▶ Exercise directions
All lines in which the word "text" occurs are to be extracted.

▶ Data in this exercise
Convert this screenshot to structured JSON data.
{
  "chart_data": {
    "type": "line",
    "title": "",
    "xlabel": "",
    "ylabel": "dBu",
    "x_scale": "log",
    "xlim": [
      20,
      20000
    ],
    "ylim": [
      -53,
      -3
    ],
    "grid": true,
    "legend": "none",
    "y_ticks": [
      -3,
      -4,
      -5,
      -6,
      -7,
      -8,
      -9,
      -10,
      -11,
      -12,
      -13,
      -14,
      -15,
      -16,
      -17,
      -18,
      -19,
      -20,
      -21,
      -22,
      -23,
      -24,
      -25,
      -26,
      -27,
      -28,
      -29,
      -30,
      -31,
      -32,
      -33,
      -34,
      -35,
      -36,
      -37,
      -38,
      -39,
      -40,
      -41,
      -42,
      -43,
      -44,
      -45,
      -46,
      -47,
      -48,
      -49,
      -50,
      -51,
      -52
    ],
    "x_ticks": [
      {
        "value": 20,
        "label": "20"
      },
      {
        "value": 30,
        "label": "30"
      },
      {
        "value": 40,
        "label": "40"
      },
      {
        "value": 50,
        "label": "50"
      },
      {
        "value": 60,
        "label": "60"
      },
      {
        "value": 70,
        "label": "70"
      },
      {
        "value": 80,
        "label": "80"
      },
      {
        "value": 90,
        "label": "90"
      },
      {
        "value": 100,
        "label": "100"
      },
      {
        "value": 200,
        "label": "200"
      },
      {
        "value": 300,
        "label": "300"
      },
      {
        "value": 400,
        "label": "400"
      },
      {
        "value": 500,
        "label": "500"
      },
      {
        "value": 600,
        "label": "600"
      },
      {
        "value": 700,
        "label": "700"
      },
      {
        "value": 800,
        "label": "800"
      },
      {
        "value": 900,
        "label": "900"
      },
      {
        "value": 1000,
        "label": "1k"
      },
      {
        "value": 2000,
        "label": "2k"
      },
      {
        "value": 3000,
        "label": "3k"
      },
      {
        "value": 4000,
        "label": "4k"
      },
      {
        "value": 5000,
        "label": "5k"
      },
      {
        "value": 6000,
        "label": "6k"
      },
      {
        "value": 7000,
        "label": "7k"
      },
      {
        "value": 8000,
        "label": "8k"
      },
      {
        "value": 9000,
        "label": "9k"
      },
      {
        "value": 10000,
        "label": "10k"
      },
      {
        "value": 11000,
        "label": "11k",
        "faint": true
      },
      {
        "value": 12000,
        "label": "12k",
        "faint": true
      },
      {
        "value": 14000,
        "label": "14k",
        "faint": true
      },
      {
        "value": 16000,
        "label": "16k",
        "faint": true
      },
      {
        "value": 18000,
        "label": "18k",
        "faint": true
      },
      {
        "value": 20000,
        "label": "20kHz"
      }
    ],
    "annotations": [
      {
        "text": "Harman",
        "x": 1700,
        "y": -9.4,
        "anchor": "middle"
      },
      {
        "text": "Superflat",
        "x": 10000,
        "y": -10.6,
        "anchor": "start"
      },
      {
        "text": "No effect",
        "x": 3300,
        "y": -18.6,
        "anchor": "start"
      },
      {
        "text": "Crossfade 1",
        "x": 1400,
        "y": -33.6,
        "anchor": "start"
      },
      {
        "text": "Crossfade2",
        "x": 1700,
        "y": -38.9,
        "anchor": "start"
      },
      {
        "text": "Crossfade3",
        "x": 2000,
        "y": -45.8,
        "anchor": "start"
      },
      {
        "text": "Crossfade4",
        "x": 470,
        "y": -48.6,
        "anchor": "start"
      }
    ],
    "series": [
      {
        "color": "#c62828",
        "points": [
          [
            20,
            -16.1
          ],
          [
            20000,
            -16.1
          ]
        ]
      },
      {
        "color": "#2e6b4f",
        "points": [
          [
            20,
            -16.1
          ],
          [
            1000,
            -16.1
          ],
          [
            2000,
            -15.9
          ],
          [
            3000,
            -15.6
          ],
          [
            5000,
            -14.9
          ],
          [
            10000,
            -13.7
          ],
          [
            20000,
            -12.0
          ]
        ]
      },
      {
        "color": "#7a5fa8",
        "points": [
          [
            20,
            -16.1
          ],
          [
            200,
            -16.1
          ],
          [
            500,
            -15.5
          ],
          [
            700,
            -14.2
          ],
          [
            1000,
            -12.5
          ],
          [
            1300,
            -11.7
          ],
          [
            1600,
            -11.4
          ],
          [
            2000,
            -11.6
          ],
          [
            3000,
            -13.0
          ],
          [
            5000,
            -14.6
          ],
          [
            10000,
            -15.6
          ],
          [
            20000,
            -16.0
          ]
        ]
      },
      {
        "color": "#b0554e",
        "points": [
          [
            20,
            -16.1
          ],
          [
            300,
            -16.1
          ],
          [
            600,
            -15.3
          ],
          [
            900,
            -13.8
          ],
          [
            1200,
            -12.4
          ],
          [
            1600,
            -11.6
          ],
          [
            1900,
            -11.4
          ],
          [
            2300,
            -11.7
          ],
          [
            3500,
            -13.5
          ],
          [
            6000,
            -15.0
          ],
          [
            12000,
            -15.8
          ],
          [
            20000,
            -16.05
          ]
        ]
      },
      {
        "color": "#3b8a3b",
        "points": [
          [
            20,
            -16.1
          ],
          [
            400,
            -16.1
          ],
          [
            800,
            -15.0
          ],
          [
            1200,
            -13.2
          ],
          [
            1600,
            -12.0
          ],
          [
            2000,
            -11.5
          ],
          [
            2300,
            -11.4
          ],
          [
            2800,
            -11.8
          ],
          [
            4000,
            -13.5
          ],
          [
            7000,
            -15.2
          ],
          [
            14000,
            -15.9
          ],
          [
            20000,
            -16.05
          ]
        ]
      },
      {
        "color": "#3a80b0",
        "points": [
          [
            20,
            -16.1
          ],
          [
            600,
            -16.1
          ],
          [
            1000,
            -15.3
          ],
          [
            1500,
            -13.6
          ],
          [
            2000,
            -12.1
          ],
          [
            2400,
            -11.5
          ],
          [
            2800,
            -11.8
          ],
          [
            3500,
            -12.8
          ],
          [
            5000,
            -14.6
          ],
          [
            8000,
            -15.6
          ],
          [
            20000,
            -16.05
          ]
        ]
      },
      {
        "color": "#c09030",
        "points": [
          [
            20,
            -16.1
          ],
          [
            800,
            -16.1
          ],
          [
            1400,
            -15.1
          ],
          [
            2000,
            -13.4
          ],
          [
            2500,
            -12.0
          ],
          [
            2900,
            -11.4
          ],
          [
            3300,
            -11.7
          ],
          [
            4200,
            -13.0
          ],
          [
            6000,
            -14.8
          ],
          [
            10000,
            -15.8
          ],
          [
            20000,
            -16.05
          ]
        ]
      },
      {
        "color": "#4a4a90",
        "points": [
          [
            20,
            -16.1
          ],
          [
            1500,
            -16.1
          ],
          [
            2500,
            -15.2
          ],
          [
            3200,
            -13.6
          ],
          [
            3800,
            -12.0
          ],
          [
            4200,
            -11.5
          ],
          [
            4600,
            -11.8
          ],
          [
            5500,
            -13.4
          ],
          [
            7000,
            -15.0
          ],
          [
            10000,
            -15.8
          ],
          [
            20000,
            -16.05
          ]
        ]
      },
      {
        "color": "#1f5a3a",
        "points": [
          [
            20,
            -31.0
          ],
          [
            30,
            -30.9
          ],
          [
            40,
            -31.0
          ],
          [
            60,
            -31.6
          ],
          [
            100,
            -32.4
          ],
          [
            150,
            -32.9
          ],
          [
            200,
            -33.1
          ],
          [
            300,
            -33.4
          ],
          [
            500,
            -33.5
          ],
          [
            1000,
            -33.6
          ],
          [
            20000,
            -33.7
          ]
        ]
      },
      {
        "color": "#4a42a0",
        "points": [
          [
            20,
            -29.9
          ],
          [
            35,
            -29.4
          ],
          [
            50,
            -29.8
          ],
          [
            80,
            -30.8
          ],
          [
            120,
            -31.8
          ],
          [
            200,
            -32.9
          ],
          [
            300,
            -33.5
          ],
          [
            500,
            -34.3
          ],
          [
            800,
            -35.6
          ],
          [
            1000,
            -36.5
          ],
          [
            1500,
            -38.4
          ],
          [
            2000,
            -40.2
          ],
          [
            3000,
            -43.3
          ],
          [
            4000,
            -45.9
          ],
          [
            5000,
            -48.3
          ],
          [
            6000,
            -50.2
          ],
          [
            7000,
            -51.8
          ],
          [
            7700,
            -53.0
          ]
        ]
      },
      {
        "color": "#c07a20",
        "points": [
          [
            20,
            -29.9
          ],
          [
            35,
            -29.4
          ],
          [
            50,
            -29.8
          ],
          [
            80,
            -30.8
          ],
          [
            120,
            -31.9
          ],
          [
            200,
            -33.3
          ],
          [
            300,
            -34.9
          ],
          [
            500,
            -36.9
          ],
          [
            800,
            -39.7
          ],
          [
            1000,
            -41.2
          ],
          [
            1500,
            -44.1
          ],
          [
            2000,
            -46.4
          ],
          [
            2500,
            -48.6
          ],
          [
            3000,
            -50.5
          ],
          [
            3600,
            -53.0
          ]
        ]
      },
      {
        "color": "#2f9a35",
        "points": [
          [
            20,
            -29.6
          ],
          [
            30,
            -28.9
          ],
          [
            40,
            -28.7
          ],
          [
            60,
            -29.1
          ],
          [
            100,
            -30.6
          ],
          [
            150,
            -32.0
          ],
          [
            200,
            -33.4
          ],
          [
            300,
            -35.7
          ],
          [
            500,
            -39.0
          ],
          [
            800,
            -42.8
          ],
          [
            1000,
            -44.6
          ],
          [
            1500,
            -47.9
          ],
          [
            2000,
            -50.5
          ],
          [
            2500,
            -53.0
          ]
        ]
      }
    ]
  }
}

▶ Reply
        "text": "Harman",
        "text": "Superflat",
        "text": "No effect",
        "text": "Crossfade 1",
        "text": "Crossfade2",
        "text": "Crossfade3",
        "text": "Crossfade4",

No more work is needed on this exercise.